=== Written problem ===
Reproduce only this part of the listing: the line with "Convert this document image to plain text.", plus every line after it through the last.

Data listing
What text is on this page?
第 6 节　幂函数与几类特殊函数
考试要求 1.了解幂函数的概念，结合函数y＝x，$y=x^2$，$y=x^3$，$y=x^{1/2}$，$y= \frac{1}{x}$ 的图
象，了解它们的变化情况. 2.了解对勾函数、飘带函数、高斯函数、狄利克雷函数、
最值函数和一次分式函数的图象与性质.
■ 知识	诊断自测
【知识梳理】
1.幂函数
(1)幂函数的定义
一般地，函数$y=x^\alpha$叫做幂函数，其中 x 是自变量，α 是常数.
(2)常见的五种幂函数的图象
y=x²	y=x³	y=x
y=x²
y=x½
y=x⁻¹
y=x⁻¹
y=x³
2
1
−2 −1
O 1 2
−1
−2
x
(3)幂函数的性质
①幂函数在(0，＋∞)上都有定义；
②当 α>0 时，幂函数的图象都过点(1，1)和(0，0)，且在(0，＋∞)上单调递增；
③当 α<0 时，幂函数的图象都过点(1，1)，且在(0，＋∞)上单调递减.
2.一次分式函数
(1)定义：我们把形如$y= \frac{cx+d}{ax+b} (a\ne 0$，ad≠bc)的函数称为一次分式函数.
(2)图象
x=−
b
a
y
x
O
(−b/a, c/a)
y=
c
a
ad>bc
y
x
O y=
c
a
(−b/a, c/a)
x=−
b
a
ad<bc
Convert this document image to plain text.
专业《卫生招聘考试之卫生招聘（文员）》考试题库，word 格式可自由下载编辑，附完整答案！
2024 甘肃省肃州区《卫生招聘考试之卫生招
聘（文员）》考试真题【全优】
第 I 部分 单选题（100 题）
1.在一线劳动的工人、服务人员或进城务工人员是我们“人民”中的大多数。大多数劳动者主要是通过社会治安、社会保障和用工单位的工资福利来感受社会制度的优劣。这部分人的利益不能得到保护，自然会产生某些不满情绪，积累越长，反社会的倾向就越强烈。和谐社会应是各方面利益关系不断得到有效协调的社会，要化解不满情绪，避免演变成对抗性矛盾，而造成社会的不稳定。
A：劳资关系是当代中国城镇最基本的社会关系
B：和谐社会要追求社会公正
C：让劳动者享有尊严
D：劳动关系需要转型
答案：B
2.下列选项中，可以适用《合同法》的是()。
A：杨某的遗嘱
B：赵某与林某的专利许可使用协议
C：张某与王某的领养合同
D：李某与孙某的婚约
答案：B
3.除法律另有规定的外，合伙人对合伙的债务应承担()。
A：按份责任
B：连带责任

=== Exercise output ===
Convert this document image to plain text.
专业《卫生招聘考试之卫生招聘（文员）》考试题库，word 格式可自由下载编辑，附完整答案！
2024 甘肃省肃州区《卫生招聘考试之卫生招
聘（文员）》考试真题【全优】
第 I 部分 单选题（100 题）
1.在一线劳动的工人、服务人员或进城务工人员是我们“人民”中的大多数。大多数劳动者主要是通过社会治安、社会保障和用工单位的工资福利来感受社会制度的优劣。这部分人的利益不能得到保护，自然会产生某些不满情绪，积累越长，反社会的倾向就越强烈。和谐社会应是各方面利益关系不断得到有效协调的社会，要化解不满情绪，避免演变成对抗性矛盾，而造成社会的不稳定。
A：劳资关系是当代中国城镇最基本的社会关系
B：和谐社会要追求社会公正
C：让劳动者享有尊严
D：劳动关系需要转型
答案：B
2.下列选项中，可以适用《合同法》的是()。
A：杨某的遗嘱
B：赵某与林某的专利许可使用协议
C：张某与王某的领养合同
D：李某与孙某的婚约
答案：B
3.除法律另有规定的外，合伙人对合伙的债务应承担()。
A：按份责任
B：连带责任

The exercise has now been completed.